Please print all of the material below, word for word.

Collected data:
···

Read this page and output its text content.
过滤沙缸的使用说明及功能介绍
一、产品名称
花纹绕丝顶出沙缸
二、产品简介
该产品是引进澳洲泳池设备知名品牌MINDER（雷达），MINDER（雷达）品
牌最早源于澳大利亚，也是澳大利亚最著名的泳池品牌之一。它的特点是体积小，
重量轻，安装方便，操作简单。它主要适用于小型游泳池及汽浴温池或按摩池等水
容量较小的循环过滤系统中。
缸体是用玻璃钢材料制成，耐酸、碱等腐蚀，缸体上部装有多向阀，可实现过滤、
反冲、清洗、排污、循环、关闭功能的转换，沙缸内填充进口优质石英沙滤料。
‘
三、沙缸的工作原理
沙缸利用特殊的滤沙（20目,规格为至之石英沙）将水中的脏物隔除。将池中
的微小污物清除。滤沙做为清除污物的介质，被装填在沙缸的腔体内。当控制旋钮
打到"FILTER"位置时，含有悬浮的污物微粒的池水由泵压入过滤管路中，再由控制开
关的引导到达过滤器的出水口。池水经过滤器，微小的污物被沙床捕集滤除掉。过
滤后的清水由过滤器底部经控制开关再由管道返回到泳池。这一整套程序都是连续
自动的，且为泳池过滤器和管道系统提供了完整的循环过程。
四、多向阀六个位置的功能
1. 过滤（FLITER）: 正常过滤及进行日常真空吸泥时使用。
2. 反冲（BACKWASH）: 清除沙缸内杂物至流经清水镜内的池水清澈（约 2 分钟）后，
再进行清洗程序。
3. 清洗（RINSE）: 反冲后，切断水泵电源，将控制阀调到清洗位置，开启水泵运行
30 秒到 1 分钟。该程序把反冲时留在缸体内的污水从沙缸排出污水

···

— The result —
Read this page and output its text content.
过滤沙缸的使用说明及功能介绍
一、产品名称
花纹绕丝顶出沙缸
二、产品简介
该产品是引进澳洲泳池设备知名品牌MINDER（雷达），MINDER（雷达）品
牌最早源于澳大利亚，也是澳大利亚最著名的泳池品牌之一。它的特点是体积小，
重量轻，安装方便，操作简单。它主要适用于小型游泳池及汽浴温池或按摩池等水
容量较小的循环过滤系统中。
缸体是用玻璃钢材料制成，耐酸、碱等腐蚀，缸体上部装有多向阀，可实现过滤、
反冲、清洗、排污、循环、关闭功能的转换，沙缸内填充进口优质石英沙滤料。
‘
三、沙缸的工作原理
沙缸利用特殊的滤沙（20目,规格为至之石英沙）将水中的脏物隔除。将池中
的微小污物清除。滤沙做为清除污物的介质，被装填在沙缸的腔体内。当控制旋钮
打到"FILTER"位置时，含有悬浮的污物微粒的池水由泵压入过滤管路中，再由控制开
关的引导到达过滤器的出水口。池水经过滤器，微小的污物被沙床捕集滤除掉。过
滤后的清水由过滤器底部经控制开关再由管道返回到泳池。这一整套程序都是连续
自动的，且为泳池过滤器和管道系统提供了完整的循环过程。
四、多向阀六个位置的功能
1. 过滤（FLITER）: 正常过滤及进行日常真空吸泥时使用。
2. 反冲（BACKWASH）: 清除沙缸内杂物至流经清水镜内的池水清澈（约 2 分钟）后，
再进行清洗程序。
3. 清洗（RINSE）: 反冲后，切断水泵电源，将控制阀调到清洗位置，开启水泵运行
30 秒到 1 分钟。该程序把反冲时留在缸体内的污水从沙缸排出污水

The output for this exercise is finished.